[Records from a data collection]

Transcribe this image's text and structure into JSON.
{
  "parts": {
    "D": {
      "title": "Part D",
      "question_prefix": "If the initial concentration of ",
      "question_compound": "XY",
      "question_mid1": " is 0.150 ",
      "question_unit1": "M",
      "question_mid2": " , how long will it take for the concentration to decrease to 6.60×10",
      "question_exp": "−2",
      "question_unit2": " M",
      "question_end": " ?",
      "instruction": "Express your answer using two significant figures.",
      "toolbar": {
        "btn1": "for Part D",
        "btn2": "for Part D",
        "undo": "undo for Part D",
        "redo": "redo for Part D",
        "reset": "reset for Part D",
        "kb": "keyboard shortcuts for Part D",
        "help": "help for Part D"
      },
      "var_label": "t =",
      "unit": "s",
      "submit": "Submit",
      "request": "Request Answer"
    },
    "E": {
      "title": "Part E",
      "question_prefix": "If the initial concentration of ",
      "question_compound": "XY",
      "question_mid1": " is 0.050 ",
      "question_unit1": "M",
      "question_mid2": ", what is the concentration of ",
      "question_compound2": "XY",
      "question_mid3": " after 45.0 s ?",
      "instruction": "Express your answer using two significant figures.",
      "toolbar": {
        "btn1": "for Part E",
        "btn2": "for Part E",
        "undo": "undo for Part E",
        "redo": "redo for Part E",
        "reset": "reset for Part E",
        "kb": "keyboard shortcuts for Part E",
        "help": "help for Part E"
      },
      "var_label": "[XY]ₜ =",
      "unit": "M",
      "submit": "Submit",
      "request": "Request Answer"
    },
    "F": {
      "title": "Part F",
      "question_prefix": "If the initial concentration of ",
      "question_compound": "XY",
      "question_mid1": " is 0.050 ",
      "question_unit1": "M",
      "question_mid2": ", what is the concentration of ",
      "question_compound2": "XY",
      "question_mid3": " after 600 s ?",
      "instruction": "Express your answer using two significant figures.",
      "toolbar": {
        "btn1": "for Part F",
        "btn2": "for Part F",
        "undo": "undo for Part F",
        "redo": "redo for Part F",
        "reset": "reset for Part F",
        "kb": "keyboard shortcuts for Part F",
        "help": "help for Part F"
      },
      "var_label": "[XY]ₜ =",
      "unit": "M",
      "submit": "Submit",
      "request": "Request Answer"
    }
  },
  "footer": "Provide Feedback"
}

_Given task_.
Where a line above contains the word "title", copy that line.

_The result_.
      "title": "Part D",
      "title": "Part E",
      "title": "Part F",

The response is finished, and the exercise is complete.